Instructions for the task:
Among the lines below, how many carry the string "Elijah"? Reply with a number and nothing else.
** Start Available data **
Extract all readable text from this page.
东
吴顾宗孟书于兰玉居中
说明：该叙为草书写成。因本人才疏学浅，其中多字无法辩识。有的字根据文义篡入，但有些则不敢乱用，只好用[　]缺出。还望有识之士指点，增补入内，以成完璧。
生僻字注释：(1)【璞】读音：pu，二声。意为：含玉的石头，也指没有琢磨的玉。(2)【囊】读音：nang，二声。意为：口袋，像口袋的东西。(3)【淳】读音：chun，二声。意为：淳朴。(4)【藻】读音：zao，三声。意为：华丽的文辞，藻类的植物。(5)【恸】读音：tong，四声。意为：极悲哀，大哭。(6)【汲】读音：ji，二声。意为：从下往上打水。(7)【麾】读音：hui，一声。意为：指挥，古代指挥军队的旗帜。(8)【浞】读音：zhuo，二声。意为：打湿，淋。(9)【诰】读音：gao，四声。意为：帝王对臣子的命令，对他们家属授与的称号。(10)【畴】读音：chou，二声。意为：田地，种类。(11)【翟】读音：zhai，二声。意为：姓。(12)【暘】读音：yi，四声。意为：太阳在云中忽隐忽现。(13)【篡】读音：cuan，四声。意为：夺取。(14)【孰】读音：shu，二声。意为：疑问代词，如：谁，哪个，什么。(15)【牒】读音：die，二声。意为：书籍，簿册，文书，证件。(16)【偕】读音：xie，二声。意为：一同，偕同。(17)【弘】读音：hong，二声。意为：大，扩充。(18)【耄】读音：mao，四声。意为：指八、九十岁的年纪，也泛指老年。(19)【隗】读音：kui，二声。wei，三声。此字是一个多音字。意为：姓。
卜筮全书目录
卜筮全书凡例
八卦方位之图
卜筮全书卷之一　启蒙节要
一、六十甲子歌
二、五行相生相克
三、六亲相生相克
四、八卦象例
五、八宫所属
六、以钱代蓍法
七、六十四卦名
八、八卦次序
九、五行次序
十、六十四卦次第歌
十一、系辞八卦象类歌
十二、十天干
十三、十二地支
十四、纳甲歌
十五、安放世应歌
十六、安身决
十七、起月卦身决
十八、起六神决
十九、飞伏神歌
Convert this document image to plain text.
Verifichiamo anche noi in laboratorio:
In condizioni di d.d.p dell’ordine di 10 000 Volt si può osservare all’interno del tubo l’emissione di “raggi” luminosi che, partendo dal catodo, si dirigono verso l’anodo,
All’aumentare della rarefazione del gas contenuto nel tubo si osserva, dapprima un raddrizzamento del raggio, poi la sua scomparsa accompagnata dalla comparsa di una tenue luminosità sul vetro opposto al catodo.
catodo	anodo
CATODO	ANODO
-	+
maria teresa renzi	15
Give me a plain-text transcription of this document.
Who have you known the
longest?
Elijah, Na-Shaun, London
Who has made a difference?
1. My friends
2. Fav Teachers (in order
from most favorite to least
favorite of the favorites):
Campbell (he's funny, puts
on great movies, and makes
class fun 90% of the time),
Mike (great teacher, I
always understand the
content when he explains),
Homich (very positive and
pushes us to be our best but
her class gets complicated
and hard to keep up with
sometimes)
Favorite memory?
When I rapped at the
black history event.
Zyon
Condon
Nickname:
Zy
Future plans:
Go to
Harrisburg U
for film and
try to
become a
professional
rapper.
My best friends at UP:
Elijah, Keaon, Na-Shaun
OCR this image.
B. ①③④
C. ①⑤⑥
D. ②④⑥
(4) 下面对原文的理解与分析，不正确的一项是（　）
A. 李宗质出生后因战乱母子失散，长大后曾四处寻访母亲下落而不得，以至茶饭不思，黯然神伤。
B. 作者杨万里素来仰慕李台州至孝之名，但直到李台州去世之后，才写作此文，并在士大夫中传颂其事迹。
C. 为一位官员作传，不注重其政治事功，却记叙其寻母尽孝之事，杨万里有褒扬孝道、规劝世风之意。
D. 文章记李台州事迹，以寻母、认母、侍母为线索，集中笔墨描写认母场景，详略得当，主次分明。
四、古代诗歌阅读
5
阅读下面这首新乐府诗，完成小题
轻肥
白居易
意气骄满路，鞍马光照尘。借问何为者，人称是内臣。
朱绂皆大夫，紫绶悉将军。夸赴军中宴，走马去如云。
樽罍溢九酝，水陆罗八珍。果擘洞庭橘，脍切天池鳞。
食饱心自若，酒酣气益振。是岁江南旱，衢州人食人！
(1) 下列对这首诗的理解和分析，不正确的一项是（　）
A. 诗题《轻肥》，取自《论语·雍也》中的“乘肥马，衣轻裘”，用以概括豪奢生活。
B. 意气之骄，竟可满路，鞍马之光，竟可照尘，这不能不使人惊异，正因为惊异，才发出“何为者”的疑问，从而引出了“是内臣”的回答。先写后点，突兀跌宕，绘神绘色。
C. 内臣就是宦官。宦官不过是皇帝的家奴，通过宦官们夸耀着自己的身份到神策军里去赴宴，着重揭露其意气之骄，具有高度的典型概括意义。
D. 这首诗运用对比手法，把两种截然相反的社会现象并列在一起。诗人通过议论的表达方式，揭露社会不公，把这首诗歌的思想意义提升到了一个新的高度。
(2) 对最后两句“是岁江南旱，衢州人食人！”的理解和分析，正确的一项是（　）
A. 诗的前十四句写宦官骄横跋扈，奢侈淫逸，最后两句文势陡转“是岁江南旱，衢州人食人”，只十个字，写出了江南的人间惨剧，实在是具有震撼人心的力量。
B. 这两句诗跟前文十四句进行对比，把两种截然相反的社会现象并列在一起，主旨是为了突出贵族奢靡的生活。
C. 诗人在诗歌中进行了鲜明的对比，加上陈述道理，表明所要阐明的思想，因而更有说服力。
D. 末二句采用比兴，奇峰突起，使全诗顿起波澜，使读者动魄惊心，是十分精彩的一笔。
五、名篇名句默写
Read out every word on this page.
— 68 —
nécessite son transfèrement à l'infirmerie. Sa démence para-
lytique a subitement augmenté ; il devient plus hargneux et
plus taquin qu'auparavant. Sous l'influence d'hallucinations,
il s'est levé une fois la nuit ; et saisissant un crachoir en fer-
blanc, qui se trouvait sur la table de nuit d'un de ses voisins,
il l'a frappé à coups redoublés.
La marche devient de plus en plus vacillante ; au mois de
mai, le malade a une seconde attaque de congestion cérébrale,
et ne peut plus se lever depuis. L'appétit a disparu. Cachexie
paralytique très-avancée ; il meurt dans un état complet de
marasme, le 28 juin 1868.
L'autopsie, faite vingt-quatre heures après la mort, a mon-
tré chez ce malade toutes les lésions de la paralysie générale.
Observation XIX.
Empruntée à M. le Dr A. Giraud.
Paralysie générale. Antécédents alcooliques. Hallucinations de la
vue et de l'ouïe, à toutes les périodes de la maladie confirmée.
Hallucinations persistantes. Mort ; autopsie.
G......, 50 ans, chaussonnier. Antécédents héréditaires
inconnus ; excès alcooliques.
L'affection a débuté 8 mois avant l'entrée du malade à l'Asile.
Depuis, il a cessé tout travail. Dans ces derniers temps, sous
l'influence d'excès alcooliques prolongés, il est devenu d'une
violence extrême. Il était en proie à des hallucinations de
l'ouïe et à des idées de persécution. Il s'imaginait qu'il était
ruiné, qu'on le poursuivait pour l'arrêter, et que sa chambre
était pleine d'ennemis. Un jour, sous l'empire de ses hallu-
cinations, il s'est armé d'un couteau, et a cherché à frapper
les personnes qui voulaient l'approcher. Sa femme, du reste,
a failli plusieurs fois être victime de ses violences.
** End Available data **
Correct answer:
2